┌─ SELECTED PASSAGE
Clearing the air on CampusClarity

Gavin Gaddis

When I originally sat down to write this piece I had a thesis. I was full of pith and vinegar, ready to admonish students using Yik Yak to whine about having to complete the two hour CampusClarity sexual abuse awareness exam-thing.

Then I took our CampusClarity test for myself.

What is the deal with the first half? The final half deals with alcohol, drugs and sexual assault in a mature manner with plenty of relevant videos and articles relating to the situations at hand.

The opening segment is half-baked attempt to con me into enjoying myself, like those mythical groups who toured the country in the 90s attempting to keep kids off drugs through the power of sick yo-yo tricks. I felt as if I was watching a “Saturday Night Live” skit in which the joke was the content producer was trying their hardest to make something “the kids will like.”

Immediately I was assaulted by a try-hard art style seemingly derived from watching a ton of Buzzfeed listicle videos and random Youtube infographics.

I see why people took to social media to complain about this program. Those who regularly consume online content are able to tell when a producer is pandering to a certain demographic. I most certainly felt this way during the first half.

Non-threatening music played behind a strong, confident narrator while every single word they said popped onto screen in bold text of varying sizes. This is the video version of shaking keys in front of a crying baby.

After pausing the initial video to calm down I told myself “Me, I bet they’re doing this to comfort the viewer so they will be more open-minded to the stereotype-breaking information that is about to be thrown at them.”
└─
→ **USING THE INFORMATION**:
A) Apart from CampusClarity, name every app, website or show mentioned in the CampusClarity piece.
B) Turn the CampusClarity piece's paragraph starting "Non-threatening music played" into a short bulleted list that keeps its main facts.
The records that come next are separate material and are not part of the CampusClarity piece.
┌─ MATERIAL PROVIDED
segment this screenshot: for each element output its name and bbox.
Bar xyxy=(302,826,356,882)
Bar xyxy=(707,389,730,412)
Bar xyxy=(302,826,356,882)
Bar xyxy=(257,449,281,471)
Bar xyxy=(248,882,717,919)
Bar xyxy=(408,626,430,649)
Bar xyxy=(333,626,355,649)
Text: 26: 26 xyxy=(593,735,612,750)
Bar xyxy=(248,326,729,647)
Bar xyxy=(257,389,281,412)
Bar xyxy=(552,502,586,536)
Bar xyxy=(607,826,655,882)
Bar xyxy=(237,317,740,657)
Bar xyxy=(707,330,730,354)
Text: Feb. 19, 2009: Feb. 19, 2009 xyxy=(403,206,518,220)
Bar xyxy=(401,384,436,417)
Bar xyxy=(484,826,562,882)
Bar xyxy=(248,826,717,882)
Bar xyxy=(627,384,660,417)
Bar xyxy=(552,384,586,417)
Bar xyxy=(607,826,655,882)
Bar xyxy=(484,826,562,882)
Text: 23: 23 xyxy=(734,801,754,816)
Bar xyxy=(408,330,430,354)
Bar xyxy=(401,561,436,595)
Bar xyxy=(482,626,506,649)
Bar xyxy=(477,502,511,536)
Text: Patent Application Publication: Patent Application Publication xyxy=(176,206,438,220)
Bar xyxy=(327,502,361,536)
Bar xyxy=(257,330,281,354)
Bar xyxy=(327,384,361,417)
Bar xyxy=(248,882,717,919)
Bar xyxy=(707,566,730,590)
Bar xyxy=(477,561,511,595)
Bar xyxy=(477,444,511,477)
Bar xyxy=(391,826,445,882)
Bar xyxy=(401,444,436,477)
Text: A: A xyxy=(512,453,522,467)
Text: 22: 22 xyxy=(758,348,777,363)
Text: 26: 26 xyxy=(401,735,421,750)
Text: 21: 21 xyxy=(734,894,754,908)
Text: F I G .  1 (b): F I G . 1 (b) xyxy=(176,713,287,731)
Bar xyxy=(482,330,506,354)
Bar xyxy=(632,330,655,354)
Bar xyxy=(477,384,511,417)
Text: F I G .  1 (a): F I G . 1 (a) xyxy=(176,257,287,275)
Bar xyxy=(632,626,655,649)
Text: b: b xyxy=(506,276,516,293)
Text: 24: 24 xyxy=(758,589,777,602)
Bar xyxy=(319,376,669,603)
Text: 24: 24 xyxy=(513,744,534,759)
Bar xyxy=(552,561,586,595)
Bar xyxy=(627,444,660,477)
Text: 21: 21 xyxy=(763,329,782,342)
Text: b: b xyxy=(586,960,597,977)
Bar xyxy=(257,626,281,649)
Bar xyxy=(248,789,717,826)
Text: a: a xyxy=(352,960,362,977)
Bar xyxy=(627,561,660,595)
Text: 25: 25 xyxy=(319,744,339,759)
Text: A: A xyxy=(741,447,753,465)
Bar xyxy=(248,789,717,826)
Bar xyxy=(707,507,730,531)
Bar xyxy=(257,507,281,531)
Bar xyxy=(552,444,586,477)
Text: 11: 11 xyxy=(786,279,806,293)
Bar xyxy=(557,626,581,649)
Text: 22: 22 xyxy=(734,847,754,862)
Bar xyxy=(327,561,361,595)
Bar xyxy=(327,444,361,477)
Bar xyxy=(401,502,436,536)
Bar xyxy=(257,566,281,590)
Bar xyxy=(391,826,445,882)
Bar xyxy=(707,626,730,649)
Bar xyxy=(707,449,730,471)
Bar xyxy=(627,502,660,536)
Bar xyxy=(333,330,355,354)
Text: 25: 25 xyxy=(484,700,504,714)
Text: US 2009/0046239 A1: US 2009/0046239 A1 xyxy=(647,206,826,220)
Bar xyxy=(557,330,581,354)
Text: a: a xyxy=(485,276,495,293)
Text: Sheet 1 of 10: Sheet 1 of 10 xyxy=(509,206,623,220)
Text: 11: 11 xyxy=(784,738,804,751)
└─
→ **ANSWERS TO THE PROBLEMS**:
A)
- Yik Yak
- Saturday Night Live
- Buzzfeed
- Youtube

B)
- Non-threatening music played in the background.
- A strong, confident narrator spoke over it.
- Every word the narrator said appeared on screen in bold text of varying sizes.
- The writer compares this to shaking keys in front of a crying baby.